• **CHALLENGE**
Exactly as written, please set down all of the entries again, with no pictures.

• **DATA FOR THIS TASK**
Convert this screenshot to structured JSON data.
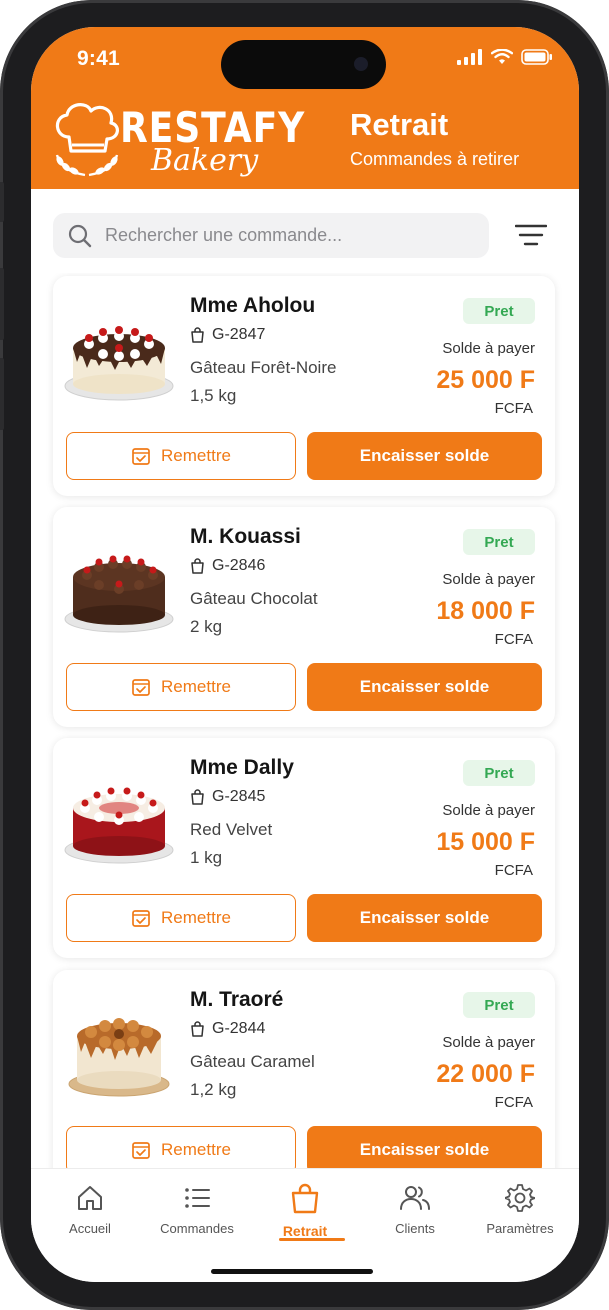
{
  "status_bar": {
    "time": "9:41"
  },
  "brand": {
    "name": "RESTAFY",
    "subtitle": "Bakery"
  },
  "header": {
    "title": "Retrait",
    "subtitle": "Commandes à retirer"
  },
  "search": {
    "placeholder": "Rechercher une commande..."
  },
  "colors": {
    "accent": "#f07a17",
    "ready_badge_bg": "#e7f6e9",
    "ready_badge_text": "#34a853"
  },
  "orders": [
    {
      "customer": "Mme Aholou",
      "ref": "G-2847",
      "product": "Gâteau Forêt-Noire",
      "weight": "1,5 kg",
      "status": "Pret",
      "balance_label": "Solde à payer",
      "amount": "25 000 F",
      "currency": "FCFA",
      "handover_label": "Remettre",
      "collect_label": "Encaisser solde",
      "cake_style": "black-forest"
    },
    {
      "customer": "M. Kouassi",
      "ref": "G-2846",
      "product": "Gâteau Chocolat",
      "weight": "2 kg",
      "status": "Pret",
      "balance_label": "Solde à payer",
      "amount": "18 000 F",
      "currency": "FCFA",
      "handover_label": "Remettre",
      "collect_label": "Encaisser solde",
      "cake_style": "chocolate"
    },
    {
      "customer": "Mme Dally",
      "ref": "G-2845",
      "product": "Red Velvet",
      "weight": "1 kg",
      "status": "Pret",
      "balance_label": "Solde à payer",
      "amount": "15 000 F",
      "currency": "FCFA",
      "handover_label": "Remettre",
      "collect_label": "Encaisser solde",
      "cake_style": "red-velvet"
    },
    {
      "customer": "M. Traoré",
      "ref": "G-2844",
      "product": "Gâteau Caramel",
      "weight": "1,2 kg",
      "status": "Pret",
      "balance_label": "Solde à payer",
      "amount": "22 000 F",
      "currency": "FCFA",
      "handover_label": "Remettre",
      "collect_label": "Encaisser solde",
      "cake_style": "caramel"
    }
  ],
  "tabs": [
    {
      "label": "Accueil",
      "icon": "home-icon",
      "active": false
    },
    {
      "label": "Commandes",
      "icon": "list-icon",
      "active": false
    },
    {
      "label": "Retrait",
      "icon": "shopping-bag-icon",
      "active": true
    },
    {
      "label": "Clients",
      "icon": "users-icon",
      "active": false
    },
    {
      "label": "Paramètres",
      "icon": "gear-icon",
      "active": false
    }
  ]
}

• **EXERCISE RESULT**
Convert this screenshot to structured JSON data.
{
  "status_bar": {
    "time": "9:41"
  },
  "brand": {
    "name": "RESTAFY",
    "subtitle": "Bakery"
  },
  "header": {
    "title": "Retrait",
    "subtitle": "Commandes à retirer"
  },
  "search": {
    "placeholder": "Rechercher une commande..."
  },
  "colors": {
    "accent": "#f07a17",
    "ready_badge_bg": "#e7f6e9",
    "ready_badge_text": "#34a853"
  },
  "orders": [
    {
      "customer": "Mme Aholou",
      "ref": "G-2847",
      "product": "Gâteau Forêt-Noire",
      "weight": "1,5 kg",
      "status": "Pret",
      "balance_label": "Solde à payer",
      "amount": "25 000 F",
      "currency": "FCFA",
      "handover_label": "Remettre",
      "collect_label": "Encaisser solde",
      "cake_style": "black-forest"
    },
    {
      "customer": "M. Kouassi",
      "ref": "G-2846",
      "product": "Gâteau Chocolat",
      "weight": "2 kg",
      "status": "Pret",
      "balance_label": "Solde à payer",
      "amount": "18 000 F",
      "currency": "FCFA",
      "handover_label": "Remettre",
      "collect_label": "Encaisser solde",
      "cake_style": "chocolate"
    },
    {
      "customer": "Mme Dally",
      "ref": "G-2845",
      "product": "Red Velvet",
      "weight": "1 kg",
      "status": "Pret",
      "balance_label": "Solde à payer",
      "amount": "15 000 F",
      "currency": "FCFA",
      "handover_label": "Remettre",
      "collect_label": "Encaisser solde",
      "cake_style": "red-velvet"
    },
    {
      "customer": "M. Traoré",
      "ref": "G-2844",
      "product": "Gâteau Caramel",
      "weight": "1,2 kg",
      "status": "Pret",
      "balance_label": "Solde à payer",
      "amount": "22 000 F",
      "currency": "FCFA",
      "handover_label": "Remettre",
      "collect_label": "Encaisser solde",
      "cake_style": "caramel"
    }
  ],
  "tabs": [
    {
      "label": "Accueil",
      "icon": "home-icon",
      "active": false
    },
    {
      "label": "Commandes",
      "icon": "list-icon",
      "active": false
    },
    {
      "label": "Retrait",
      "icon": "shopping-bag-icon",
      "active": true
    },
    {
      "label": "Clients",
      "icon": "users-icon",
      "active": false
    },
    {
      "label": "Paramètres",
      "icon": "gear-icon",
      "active": false
    }
  ]
}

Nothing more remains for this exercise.